• **What you are asked to do**: Go through the records and extract every line with the word "Новая".

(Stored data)
· · · · ·

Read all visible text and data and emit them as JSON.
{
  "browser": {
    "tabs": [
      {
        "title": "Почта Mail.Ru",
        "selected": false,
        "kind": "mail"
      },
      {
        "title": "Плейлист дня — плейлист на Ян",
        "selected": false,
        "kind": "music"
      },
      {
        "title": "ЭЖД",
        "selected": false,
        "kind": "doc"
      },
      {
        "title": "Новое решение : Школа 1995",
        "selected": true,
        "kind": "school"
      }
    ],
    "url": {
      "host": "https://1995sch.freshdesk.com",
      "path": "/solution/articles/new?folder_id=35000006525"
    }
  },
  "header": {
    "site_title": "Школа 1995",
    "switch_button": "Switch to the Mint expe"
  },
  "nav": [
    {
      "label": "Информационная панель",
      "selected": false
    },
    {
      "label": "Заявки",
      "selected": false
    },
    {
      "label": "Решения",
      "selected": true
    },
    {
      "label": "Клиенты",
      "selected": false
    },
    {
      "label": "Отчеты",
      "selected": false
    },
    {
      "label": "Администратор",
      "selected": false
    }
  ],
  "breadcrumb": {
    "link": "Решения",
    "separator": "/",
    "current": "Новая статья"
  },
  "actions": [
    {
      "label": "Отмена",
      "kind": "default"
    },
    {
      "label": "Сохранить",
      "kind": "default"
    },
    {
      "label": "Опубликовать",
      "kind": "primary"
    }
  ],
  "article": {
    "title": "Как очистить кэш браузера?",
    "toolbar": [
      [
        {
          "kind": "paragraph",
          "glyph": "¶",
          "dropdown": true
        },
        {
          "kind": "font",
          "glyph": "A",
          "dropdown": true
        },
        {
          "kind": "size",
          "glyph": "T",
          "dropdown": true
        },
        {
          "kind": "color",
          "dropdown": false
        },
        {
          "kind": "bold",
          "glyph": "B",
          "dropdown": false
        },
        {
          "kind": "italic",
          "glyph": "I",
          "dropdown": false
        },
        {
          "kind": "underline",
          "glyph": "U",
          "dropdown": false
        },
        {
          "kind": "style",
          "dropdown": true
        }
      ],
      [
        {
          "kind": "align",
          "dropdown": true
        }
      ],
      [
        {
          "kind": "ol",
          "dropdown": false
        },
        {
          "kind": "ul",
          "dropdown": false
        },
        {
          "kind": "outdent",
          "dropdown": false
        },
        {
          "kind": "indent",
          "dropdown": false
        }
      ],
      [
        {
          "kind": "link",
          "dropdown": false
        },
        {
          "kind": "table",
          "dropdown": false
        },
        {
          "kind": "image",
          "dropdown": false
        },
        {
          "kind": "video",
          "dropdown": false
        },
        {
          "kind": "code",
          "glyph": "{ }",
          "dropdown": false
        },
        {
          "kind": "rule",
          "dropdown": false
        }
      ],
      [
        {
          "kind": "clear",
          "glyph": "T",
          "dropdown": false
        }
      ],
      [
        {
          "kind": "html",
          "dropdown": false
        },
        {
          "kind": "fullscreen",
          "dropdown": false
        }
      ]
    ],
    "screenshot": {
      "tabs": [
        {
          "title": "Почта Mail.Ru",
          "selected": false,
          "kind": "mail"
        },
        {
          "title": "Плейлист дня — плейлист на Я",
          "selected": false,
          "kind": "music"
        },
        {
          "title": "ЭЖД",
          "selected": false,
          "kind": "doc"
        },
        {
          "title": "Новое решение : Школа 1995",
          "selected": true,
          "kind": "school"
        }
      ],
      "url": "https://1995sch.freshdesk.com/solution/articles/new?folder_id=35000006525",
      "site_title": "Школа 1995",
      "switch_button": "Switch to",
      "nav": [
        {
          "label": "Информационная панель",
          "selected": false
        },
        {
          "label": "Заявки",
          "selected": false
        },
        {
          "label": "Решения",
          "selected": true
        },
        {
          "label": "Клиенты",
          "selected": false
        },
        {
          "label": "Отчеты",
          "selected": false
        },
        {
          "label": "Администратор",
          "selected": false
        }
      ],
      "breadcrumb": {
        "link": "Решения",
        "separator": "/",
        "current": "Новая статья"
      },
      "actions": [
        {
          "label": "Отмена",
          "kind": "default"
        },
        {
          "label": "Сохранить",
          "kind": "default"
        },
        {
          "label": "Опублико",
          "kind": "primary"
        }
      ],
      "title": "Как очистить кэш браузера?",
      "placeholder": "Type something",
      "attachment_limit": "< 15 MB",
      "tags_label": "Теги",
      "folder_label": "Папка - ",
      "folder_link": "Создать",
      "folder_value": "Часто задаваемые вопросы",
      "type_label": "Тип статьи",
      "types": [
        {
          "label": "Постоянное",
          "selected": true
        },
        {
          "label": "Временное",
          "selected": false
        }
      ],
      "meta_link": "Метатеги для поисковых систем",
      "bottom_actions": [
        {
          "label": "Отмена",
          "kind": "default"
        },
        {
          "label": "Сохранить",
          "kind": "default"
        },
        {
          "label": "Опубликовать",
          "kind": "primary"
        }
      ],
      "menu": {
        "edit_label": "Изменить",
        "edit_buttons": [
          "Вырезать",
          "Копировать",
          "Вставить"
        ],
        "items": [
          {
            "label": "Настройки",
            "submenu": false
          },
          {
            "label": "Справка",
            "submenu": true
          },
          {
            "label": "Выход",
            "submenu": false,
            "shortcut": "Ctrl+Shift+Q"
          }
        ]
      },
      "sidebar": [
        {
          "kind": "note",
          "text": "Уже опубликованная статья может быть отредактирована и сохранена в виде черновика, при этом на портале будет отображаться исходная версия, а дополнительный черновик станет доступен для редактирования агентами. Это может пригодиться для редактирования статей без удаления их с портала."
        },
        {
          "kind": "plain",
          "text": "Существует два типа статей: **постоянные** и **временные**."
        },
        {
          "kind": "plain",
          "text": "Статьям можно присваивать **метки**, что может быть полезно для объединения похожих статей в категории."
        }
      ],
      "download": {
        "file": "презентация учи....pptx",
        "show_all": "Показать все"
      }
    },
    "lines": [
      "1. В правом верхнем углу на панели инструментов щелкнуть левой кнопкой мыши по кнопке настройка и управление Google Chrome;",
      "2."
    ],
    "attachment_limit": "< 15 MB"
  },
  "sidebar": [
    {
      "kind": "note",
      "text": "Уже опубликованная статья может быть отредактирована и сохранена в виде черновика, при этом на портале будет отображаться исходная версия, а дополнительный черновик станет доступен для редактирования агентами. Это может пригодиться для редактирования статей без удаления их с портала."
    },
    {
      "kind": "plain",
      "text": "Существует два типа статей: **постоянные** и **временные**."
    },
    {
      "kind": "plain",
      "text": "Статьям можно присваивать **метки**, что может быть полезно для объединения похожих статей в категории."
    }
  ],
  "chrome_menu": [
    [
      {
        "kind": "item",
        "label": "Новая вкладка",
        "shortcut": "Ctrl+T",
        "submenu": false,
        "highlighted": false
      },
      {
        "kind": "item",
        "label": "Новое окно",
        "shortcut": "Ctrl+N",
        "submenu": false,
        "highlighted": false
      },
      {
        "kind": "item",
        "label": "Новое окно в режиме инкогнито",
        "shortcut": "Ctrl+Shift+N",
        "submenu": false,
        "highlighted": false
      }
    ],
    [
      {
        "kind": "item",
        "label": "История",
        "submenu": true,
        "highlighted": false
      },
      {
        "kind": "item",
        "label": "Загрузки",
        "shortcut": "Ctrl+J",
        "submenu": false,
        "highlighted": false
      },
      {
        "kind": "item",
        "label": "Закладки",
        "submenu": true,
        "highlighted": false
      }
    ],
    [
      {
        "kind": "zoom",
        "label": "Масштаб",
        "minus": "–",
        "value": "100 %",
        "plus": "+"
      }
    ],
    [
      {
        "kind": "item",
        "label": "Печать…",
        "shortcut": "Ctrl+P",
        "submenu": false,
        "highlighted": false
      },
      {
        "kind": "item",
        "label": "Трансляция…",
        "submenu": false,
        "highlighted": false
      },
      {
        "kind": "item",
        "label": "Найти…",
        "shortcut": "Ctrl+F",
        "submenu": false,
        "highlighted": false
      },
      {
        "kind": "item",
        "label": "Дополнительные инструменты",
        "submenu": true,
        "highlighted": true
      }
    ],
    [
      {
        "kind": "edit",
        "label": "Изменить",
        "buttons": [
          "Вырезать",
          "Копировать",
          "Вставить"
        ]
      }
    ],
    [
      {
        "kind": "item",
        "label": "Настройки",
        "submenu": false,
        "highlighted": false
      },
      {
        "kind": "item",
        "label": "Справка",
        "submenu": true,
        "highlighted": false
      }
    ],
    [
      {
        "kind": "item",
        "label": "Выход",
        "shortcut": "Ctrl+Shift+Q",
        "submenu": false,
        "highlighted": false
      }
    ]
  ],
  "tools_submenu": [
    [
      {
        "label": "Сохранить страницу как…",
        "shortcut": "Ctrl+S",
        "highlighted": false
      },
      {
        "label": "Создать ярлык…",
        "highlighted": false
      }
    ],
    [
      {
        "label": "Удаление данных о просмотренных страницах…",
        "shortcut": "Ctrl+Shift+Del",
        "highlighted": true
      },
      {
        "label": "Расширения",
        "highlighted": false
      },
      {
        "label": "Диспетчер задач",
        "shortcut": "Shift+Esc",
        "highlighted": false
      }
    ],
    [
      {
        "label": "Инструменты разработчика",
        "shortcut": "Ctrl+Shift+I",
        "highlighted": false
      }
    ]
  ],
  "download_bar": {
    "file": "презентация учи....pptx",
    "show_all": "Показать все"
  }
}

· · · · ·

• **Solution**:
    "current": "Новая статья"
        "current": "Новая статья"
        "label": "Новая вкладка",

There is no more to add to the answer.